● **BAGIAN DOKUMEN**:
“Penggembala dan domba / Di bawah kokangan meriam dan kaliber / Ayo jalan, area sawah dekat / Di sini kuserahkan untuk masa depan” ~ Gregorius Soeharsojo, “Pelita 1969”, Tiada Jalan, hlm. 72
Kesaksian tentang Buru sudah kerap diekspresikan oleh mereka yang kena gebuk dan merasakan satu sekade berada dalam kerja di bawah popor bedil, bentakan, dan sepakan lars yang bikin ciut nyali. Ekspresi itu beberapa sudah dibukukan, dan beberapa lagi masih dalam kepala para tahanan politik (tapol) yang usianya makin menuju titik akhir cerita.
Saya ingat, saat jurnal Prisma menggelar sayembara menulis bertema keluarga, naskah tentang Buru-lah yang menang. Prisma edisi No 10 Th VIII, Oktober 1979, atau di tahun gelombang akhir pembebasan tapol, memberi judul terbitan edisi sayembara itu dengan “Anak Indonesia Sepanjang Jalur Asuhan”. Bukti terbitan ini sekaligus menabalkan tapol Buru Hersri Setiawan yang pertama kali kesaksiannya terpublikasikan secara luas ke publik; atau sembilan tahun sebelum kesaksian besar Pramoedya Ananta Toer terbit pertama kali dalam terjemahan bahasa Belanda, Lied van een Stomme (Nyanyi Sunyi Seorang Bisu).

● **SOAL LATIHAN**:
1. Jawablah pertanyaan berikut berdasarkan teks tentang Buru.
(a) Siapa penulis puisi "Pelita 1969" yang dikutip pada awal teks?
(b) Judul apa yang diberikan Prisma untuk terbitan edisi sayembara?
(c) Dalam bahasa apa kesaksian Pramoedya Ananta Toer pertama kali terbit?
2. Ganti "sayembara" dengan "lomba" pada bagian teks tentang Buru yang dimulai dari kata "Saya ingat, saat" dan berakhir setelah kata "Sunyi Seorang Bisu).", lalu tuliskan kembali bagian tersebut.
Listing yang menyertai teks tentang Buru ini berasal dari sumber lain.

● **BAHAN YANG DISEDIAKAN**:
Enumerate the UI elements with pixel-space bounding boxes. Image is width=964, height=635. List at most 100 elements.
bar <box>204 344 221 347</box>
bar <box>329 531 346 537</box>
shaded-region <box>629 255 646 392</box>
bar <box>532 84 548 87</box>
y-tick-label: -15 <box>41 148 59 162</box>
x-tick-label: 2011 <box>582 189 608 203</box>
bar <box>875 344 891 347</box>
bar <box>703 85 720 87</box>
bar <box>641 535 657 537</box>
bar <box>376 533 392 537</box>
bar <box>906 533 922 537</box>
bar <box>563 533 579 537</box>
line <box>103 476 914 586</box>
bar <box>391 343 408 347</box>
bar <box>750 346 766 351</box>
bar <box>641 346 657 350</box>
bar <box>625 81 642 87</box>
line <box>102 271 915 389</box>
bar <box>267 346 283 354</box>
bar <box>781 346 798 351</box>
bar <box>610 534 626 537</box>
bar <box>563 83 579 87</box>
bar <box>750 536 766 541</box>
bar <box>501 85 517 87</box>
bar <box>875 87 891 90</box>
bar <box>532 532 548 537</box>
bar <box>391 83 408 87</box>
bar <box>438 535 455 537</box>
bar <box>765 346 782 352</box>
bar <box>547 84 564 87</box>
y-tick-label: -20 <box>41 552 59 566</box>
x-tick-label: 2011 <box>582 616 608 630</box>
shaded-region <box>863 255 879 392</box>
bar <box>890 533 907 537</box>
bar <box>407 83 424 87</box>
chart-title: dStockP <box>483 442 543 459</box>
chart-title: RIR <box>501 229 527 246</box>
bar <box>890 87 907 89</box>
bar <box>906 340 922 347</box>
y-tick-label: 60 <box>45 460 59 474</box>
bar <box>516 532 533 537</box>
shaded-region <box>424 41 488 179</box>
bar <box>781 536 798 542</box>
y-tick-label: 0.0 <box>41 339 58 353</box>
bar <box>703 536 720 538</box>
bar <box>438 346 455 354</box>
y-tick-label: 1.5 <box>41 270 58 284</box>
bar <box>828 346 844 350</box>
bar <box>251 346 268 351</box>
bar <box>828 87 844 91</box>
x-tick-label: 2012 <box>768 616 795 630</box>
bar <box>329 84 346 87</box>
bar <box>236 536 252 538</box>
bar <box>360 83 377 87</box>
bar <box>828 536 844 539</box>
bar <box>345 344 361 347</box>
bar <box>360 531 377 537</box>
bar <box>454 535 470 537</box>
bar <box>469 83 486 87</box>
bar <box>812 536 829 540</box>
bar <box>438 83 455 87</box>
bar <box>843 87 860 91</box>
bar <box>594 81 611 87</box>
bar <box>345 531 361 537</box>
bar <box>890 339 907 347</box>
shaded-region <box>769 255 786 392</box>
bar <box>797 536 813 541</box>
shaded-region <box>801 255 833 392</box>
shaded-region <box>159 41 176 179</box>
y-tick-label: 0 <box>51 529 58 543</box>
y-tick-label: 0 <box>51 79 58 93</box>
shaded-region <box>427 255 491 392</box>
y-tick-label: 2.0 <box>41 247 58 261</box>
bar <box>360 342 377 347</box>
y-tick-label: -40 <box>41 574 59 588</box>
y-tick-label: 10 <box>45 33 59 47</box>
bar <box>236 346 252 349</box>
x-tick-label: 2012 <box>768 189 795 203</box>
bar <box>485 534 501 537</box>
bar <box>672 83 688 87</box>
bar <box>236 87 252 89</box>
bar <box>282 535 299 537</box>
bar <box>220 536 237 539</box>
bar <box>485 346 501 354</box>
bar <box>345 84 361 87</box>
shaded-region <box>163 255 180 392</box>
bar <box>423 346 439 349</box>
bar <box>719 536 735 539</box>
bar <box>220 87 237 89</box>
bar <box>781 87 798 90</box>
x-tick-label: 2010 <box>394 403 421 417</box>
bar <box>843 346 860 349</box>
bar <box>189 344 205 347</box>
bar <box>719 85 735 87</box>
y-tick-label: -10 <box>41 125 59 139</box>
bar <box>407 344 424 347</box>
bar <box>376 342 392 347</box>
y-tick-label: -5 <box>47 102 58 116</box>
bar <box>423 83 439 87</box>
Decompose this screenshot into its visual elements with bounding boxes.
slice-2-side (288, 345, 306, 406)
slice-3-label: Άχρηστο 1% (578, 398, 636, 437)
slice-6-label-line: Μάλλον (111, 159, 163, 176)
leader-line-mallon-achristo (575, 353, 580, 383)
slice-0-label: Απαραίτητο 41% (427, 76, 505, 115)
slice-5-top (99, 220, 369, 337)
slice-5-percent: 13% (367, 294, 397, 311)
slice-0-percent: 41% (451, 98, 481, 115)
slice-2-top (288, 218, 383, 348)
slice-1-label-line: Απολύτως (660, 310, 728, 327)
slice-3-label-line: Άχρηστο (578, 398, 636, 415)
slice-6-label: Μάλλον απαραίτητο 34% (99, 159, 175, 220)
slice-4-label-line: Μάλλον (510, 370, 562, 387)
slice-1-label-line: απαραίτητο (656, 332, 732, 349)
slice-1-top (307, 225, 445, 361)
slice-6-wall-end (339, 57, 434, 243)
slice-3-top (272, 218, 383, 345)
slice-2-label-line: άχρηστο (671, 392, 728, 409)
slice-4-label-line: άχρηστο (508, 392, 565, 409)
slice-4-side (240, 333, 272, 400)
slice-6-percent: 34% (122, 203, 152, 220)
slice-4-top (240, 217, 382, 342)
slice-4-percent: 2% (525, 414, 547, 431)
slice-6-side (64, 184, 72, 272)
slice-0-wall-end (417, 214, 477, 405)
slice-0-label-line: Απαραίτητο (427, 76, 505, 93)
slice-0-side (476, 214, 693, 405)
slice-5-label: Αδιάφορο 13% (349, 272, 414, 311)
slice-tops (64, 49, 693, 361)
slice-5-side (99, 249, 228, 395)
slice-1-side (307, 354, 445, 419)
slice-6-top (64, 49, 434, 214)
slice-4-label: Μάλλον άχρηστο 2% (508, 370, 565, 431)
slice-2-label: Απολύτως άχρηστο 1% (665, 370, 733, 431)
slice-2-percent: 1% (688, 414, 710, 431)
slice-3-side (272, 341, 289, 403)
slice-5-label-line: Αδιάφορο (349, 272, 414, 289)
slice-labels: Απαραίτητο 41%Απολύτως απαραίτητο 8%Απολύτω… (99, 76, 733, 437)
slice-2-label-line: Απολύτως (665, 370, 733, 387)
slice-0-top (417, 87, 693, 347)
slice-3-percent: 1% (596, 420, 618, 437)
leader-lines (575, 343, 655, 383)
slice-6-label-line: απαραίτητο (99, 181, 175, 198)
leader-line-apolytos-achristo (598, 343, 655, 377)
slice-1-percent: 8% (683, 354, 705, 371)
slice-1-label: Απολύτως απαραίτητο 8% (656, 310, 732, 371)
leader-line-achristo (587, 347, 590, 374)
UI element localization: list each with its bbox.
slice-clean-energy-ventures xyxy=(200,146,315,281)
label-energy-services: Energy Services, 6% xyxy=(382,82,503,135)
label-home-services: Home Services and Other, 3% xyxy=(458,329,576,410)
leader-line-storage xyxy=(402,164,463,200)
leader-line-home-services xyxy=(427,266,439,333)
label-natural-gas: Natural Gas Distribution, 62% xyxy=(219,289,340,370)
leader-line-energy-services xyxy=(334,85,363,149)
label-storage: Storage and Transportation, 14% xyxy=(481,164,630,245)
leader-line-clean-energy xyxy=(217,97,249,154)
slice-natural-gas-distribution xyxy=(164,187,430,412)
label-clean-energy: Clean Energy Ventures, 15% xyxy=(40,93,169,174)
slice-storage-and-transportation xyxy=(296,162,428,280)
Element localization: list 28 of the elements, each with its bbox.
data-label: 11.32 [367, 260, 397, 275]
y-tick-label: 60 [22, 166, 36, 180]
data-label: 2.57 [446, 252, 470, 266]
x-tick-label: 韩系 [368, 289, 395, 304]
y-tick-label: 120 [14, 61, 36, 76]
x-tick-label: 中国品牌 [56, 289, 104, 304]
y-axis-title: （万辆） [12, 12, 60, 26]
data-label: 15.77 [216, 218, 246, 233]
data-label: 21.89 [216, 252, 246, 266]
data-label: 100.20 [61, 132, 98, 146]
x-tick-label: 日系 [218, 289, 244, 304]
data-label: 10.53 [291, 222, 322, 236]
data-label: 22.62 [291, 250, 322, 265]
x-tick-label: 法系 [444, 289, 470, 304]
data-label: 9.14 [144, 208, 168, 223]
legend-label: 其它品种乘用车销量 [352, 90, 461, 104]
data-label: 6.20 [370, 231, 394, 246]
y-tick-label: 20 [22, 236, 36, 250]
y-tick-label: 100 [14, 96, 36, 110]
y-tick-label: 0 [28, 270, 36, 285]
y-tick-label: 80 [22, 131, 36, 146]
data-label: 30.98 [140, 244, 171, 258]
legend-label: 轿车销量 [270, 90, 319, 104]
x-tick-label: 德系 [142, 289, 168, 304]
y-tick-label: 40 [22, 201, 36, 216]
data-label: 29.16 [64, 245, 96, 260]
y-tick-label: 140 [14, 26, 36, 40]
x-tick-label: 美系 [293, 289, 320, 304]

● **KUNCI JAWABAN**:
1.
(a) Gregorius Soeharsojo
(b) "Anak Indonesia Sepanjang Jalur Asuhan"
(c) Bahasa Belanda

2.
Saya ingat, saat jurnal Prisma menggelar lomba menulis bertema keluarga, naskah tentang Buru-lah yang menang. Prisma edisi No 10 Th VIII, Oktober 1979, atau di tahun gelombang akhir pembebasan tapol, memberi judul terbitan edisi lomba itu dengan “Anak Indonesia Sepanjang Jalur Asuhan”. Bukti terbitan ini sekaligus menabalkan tapol Buru Hersri Setiawan yang pertama kali kesaksiannya terpublikasikan secara luas ke publik; atau sembilan tahun sebelum kesaksian besar Pramoedya Ananta Toer terbit pertama kali dalam terjemahan bahasa Belanda, Lied van een Stomme (Nyanyi Sunyi Seorang Bisu).